Provided records:
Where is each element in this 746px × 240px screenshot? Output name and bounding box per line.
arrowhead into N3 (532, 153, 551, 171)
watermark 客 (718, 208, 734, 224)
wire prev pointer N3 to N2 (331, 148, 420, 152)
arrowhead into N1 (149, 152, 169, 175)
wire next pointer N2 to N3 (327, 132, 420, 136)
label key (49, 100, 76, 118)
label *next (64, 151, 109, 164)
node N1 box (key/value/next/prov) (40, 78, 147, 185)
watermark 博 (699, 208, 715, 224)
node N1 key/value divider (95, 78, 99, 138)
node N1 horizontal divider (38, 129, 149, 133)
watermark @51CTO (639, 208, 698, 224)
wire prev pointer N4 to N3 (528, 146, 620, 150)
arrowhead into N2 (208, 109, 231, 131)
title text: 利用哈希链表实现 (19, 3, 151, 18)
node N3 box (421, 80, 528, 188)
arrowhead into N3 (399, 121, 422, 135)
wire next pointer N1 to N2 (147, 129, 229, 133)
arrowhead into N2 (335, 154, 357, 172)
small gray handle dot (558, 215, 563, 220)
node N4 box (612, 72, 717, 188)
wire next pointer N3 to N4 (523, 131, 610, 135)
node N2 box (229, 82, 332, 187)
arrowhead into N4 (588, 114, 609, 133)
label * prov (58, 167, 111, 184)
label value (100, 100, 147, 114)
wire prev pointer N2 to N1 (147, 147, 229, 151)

Directions:
Reproduce every row above verbatim, keeping the original order and line breaks.

Exercise solution:
Where is each element in this 746px × 240px screenshot? Output name and bounding box per line.
arrowhead into N3 (532, 153, 551, 171)
watermark 客 (718, 208, 734, 224)
wire prev pointer N3 to N2 (331, 148, 420, 152)
arrowhead into N1 (149, 152, 169, 175)
wire next pointer N2 to N3 (327, 132, 420, 136)
label key (49, 100, 76, 118)
label *next (64, 151, 109, 164)
node N1 box (key/value/next/prov) (40, 78, 147, 185)
watermark 博 (699, 208, 715, 224)
node N1 key/value divider (95, 78, 99, 138)
node N1 horizontal divider (38, 129, 149, 133)
watermark @51CTO (639, 208, 698, 224)
wire prev pointer N4 to N3 (528, 146, 620, 150)
arrowhead into N2 (208, 109, 231, 131)
title text: 利用哈希链表实现 (19, 3, 151, 18)
node N3 box (421, 80, 528, 188)
arrowhead into N3 (399, 121, 422, 135)
wire next pointer N1 to N2 (147, 129, 229, 133)
arrowhead into N2 (335, 154, 357, 172)
small gray handle dot (558, 215, 563, 220)
node N4 box (612, 72, 717, 188)
wire next pointer N3 to N4 (523, 131, 610, 135)
node N2 box (229, 82, 332, 187)
arrowhead into N4 (588, 114, 609, 133)
label * prov (58, 167, 111, 184)
label value (100, 100, 147, 114)
wire prev pointer N2 to N1 (147, 147, 229, 151)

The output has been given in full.